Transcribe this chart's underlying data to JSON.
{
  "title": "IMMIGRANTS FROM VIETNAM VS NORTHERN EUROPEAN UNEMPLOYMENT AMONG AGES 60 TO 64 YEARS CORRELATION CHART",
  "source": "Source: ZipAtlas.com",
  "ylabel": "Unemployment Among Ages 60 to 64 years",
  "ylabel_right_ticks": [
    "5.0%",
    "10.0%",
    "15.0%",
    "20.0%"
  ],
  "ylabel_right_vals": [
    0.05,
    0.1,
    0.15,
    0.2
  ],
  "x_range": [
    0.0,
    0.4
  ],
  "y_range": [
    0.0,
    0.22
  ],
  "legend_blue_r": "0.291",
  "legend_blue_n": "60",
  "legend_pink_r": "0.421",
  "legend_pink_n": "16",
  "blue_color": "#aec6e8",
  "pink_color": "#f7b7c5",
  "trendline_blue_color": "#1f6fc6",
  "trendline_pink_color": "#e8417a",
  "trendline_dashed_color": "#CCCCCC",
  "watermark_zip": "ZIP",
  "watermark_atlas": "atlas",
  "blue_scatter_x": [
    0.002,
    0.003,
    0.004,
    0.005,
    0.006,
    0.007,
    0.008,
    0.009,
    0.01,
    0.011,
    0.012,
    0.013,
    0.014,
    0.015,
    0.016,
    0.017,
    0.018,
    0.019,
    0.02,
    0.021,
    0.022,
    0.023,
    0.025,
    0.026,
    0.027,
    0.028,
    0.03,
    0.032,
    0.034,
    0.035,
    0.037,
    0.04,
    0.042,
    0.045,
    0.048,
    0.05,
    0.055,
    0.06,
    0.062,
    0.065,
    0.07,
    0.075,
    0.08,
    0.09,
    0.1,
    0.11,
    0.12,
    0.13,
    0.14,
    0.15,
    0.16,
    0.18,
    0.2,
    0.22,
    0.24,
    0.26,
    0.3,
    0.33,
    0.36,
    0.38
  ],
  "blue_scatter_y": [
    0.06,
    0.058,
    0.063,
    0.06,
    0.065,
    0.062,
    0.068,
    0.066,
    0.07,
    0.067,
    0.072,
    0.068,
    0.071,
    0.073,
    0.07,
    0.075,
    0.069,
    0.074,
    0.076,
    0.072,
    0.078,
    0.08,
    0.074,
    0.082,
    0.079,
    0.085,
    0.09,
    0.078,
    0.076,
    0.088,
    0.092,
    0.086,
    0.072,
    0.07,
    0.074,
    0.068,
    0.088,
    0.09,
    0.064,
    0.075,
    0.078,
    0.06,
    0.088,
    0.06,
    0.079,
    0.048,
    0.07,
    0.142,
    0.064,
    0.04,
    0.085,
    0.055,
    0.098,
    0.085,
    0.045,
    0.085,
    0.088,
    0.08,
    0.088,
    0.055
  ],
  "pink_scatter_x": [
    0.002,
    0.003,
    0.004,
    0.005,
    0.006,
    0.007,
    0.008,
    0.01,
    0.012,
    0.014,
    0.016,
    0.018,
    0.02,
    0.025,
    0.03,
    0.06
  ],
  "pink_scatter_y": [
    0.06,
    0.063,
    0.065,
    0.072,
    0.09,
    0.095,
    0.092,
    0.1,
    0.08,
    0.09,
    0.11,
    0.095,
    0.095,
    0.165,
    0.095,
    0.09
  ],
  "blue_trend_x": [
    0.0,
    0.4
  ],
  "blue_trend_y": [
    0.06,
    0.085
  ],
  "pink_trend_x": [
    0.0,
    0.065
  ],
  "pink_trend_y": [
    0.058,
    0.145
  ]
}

------------------------------------------------

Retype the material above, line by line, exactly.

ANSWER TO THIS PROBLEM:
Transcribe this chart's underlying data to JSON.
{
  "title": "IMMIGRANTS FROM VIETNAM VS NORTHERN EUROPEAN UNEMPLOYMENT AMONG AGES 60 TO 64 YEARS CORRELATION CHART",
  "source": "Source: ZipAtlas.com",
  "ylabel": "Unemployment Among Ages 60 to 64 years",
  "ylabel_right_ticks": [
    "5.0%",
    "10.0%",
    "15.0%",
    "20.0%"
  ],
  "ylabel_right_vals": [
    0.05,
    0.1,
    0.15,
    0.2
  ],
  "x_range": [
    0.0,
    0.4
  ],
  "y_range": [
    0.0,
    0.22
  ],
  "legend_blue_r": "0.291",
  "legend_blue_n": "60",
  "legend_pink_r": "0.421",
  "legend_pink_n": "16",
  "blue_color": "#aec6e8",
  "pink_color": "#f7b7c5",
  "trendline_blue_color": "#1f6fc6",
  "trendline_pink_color": "#e8417a",
  "trendline_dashed_color": "#CCCCCC",
  "watermark_zip": "ZIP",
  "watermark_atlas": "atlas",
  "blue_scatter_x": [
    0.002,
    0.003,
    0.004,
    0.005,
    0.006,
    0.007,
    0.008,
    0.009,
    0.01,
    0.011,
    0.012,
    0.013,
    0.014,
    0.015,
    0.016,
    0.017,
    0.018,
    0.019,
    0.02,
    0.021,
    0.022,
    0.023,
    0.025,
    0.026,
    0.027,
    0.028,
    0.03,
    0.032,
    0.034,
    0.035,
    0.037,
    0.04,
    0.042,
    0.045,
    0.048,
    0.05,
    0.055,
    0.06,
    0.062,
    0.065,
    0.07,
    0.075,
    0.08,
    0.09,
    0.1,
    0.11,
    0.12,
    0.13,
    0.14,
    0.15,
    0.16,
    0.18,
    0.2,
    0.22,
    0.24,
    0.26,
    0.3,
    0.33,
    0.36,
    0.38
  ],
  "blue_scatter_y": [
    0.06,
    0.058,
    0.063,
    0.06,
    0.065,
    0.062,
    0.068,
    0.066,
    0.07,
    0.067,
    0.072,
    0.068,
    0.071,
    0.073,
    0.07,
    0.075,
    0.069,
    0.074,
    0.076,
    0.072,
    0.078,
    0.08,
    0.074,
    0.082,
    0.079,
    0.085,
    0.09,
    0.078,
    0.076,
    0.088,
    0.092,
    0.086,
    0.072,
    0.07,
    0.074,
    0.068,
    0.088,
    0.09,
    0.064,
    0.075,
    0.078,
    0.06,
    0.088,
    0.06,
    0.079,
    0.048,
    0.07,
    0.142,
    0.064,
    0.04,
    0.085,
    0.055,
    0.098,
    0.085,
    0.045,
    0.085,
    0.088,
    0.08,
    0.088,
    0.055
  ],
  "pink_scatter_x": [
    0.002,
    0.003,
    0.004,
    0.005,
    0.006,
    0.007,
    0.008,
    0.01,
    0.012,
    0.014,
    0.016,
    0.018,
    0.02,
    0.025,
    0.03,
    0.06
  ],
  "pink_scatter_y": [
    0.06,
    0.063,
    0.065,
    0.072,
    0.09,
    0.095,
    0.092,
    0.1,
    0.08,
    0.09,
    0.11,
    0.095,
    0.095,
    0.165,
    0.095,
    0.09
  ],
  "blue_trend_x": [
    0.0,
    0.4
  ],
  "blue_trend_y": [
    0.06,
    0.085
  ],
  "pink_trend_x": [
    0.0,
    0.065
  ],
  "pink_trend_y": [
    0.058,
    0.145
  ]
}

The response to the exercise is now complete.